Record set:
- - -
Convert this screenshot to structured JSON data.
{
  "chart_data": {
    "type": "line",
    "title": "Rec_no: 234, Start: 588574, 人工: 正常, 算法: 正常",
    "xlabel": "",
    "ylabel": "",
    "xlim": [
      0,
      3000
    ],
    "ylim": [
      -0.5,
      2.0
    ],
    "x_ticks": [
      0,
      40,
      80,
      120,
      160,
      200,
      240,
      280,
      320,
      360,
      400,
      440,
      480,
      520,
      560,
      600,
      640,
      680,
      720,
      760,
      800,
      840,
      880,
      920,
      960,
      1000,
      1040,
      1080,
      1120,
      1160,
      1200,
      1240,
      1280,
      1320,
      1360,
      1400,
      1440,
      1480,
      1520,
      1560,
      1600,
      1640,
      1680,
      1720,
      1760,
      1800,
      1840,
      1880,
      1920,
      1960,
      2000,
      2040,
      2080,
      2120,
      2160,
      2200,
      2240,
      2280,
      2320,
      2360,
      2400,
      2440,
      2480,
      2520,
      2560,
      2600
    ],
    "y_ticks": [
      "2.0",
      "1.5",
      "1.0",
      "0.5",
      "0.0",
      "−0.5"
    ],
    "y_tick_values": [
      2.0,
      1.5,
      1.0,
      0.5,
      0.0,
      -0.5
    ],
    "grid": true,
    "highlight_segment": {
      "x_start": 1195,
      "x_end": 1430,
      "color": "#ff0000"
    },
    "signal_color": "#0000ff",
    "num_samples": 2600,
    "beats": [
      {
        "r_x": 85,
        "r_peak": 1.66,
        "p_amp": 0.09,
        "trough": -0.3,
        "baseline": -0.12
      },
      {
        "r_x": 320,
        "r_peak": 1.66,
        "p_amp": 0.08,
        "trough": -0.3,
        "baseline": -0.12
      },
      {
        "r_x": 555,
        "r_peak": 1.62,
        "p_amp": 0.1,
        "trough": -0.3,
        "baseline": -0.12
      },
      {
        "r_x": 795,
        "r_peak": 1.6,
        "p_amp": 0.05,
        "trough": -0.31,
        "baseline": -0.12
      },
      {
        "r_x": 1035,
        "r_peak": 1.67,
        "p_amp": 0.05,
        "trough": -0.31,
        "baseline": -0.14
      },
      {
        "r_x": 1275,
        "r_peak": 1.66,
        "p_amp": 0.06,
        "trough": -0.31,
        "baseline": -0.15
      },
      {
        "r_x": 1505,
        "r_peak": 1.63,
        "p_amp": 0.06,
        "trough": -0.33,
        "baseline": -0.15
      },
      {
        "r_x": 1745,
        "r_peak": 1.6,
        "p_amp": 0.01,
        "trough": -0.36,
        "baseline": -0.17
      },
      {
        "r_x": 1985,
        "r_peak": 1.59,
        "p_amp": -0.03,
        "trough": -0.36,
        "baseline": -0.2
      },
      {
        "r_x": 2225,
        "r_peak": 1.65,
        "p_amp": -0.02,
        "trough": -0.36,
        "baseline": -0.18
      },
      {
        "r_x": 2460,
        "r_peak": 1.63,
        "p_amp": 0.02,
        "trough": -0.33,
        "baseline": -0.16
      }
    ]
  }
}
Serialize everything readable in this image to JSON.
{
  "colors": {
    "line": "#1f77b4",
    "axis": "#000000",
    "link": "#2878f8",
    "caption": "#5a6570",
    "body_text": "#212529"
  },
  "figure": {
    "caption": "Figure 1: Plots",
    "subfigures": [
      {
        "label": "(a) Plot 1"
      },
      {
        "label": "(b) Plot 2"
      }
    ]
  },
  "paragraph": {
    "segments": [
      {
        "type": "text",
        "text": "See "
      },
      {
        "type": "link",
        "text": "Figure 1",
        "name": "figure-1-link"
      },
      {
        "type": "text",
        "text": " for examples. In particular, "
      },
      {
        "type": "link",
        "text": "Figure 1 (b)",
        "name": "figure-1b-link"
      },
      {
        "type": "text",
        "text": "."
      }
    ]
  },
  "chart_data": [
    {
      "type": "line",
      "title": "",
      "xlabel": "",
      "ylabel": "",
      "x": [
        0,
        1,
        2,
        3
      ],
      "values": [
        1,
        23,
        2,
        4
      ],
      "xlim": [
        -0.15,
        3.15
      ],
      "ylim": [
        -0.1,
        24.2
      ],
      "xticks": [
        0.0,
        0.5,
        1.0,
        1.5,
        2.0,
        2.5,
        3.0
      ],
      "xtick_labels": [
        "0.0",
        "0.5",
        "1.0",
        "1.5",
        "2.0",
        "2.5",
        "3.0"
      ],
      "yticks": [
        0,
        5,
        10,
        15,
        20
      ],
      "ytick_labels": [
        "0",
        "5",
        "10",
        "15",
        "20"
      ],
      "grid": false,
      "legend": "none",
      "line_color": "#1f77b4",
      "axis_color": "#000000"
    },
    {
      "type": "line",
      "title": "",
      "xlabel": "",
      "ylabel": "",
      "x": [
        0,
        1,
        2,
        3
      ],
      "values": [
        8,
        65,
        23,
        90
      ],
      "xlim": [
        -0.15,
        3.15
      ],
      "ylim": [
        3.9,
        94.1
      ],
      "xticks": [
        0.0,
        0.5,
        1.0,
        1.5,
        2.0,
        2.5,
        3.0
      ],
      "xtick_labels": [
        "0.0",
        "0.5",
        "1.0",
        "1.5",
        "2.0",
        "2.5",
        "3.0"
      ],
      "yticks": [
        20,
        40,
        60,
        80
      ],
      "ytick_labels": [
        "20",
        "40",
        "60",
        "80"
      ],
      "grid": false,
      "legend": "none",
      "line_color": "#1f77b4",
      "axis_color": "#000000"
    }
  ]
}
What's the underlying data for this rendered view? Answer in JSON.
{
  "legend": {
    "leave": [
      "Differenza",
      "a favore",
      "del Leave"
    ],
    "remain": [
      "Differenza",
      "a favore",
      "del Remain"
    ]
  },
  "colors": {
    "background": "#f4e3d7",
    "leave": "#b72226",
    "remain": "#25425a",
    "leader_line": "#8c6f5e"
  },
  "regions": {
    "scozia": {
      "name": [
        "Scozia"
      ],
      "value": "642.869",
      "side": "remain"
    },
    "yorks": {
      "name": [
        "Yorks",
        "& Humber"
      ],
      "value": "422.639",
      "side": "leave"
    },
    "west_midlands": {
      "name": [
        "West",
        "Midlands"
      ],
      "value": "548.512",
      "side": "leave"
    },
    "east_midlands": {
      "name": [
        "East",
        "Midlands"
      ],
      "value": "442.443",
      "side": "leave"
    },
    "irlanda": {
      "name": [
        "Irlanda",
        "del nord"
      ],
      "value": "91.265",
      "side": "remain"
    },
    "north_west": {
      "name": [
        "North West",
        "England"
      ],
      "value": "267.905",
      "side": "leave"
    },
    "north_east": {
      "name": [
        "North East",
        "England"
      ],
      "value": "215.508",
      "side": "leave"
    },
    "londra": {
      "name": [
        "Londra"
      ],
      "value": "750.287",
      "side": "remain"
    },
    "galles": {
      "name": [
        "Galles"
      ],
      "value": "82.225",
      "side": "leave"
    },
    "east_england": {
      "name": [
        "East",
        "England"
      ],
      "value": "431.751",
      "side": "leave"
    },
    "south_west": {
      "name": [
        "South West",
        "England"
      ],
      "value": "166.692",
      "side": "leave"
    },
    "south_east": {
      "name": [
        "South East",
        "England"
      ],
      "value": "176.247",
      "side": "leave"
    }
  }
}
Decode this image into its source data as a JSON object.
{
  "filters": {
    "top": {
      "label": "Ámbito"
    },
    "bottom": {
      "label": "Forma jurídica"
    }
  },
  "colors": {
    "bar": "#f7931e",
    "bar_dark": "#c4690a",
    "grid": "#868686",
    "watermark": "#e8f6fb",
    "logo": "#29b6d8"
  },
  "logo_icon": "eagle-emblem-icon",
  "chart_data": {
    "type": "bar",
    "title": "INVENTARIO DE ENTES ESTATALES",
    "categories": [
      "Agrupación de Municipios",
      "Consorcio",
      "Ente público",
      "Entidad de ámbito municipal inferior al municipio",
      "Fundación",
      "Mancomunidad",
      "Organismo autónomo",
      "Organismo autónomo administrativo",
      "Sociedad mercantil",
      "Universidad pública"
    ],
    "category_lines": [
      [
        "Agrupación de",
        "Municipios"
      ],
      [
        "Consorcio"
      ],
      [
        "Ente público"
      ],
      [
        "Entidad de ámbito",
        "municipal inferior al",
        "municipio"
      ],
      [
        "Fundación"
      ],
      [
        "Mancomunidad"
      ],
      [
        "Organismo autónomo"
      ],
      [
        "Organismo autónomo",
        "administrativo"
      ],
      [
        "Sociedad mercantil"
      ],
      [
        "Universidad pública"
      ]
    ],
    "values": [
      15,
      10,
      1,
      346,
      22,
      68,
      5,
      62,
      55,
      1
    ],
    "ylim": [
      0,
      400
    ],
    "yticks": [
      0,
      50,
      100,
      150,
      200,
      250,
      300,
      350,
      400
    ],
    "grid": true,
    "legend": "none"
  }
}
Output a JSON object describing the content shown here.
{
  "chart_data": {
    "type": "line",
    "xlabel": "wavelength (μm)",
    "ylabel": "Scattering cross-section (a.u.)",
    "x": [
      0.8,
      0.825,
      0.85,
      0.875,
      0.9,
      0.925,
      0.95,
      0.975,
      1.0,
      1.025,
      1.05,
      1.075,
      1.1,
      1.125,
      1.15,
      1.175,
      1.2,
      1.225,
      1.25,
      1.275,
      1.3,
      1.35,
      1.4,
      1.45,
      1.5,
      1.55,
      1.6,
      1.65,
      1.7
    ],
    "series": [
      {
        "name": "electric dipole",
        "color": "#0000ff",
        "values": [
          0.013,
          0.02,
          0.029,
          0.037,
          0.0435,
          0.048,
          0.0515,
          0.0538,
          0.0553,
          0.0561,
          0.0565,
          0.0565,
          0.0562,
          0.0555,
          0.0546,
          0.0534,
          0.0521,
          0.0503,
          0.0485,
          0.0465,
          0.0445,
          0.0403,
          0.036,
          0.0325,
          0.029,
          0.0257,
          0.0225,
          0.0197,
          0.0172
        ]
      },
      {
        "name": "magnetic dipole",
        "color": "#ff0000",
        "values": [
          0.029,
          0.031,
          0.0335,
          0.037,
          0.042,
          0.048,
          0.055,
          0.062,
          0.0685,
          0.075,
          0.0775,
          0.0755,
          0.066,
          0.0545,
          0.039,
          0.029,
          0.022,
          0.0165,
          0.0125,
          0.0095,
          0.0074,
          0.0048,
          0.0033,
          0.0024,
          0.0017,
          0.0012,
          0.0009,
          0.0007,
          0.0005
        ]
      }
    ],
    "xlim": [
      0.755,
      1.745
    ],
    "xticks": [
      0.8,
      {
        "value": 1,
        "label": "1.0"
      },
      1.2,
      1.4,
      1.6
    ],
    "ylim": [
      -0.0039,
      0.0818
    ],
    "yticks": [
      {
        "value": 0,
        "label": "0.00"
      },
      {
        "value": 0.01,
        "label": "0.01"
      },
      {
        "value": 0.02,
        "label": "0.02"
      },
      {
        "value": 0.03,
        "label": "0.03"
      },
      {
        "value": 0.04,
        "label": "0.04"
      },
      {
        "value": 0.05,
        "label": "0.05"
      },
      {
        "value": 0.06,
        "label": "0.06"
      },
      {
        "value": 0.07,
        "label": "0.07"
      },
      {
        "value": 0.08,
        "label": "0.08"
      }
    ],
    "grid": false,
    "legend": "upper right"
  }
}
- - -
What you have to do:
Answer with one number: how many lines in the listing hold "image".

Full answer:
2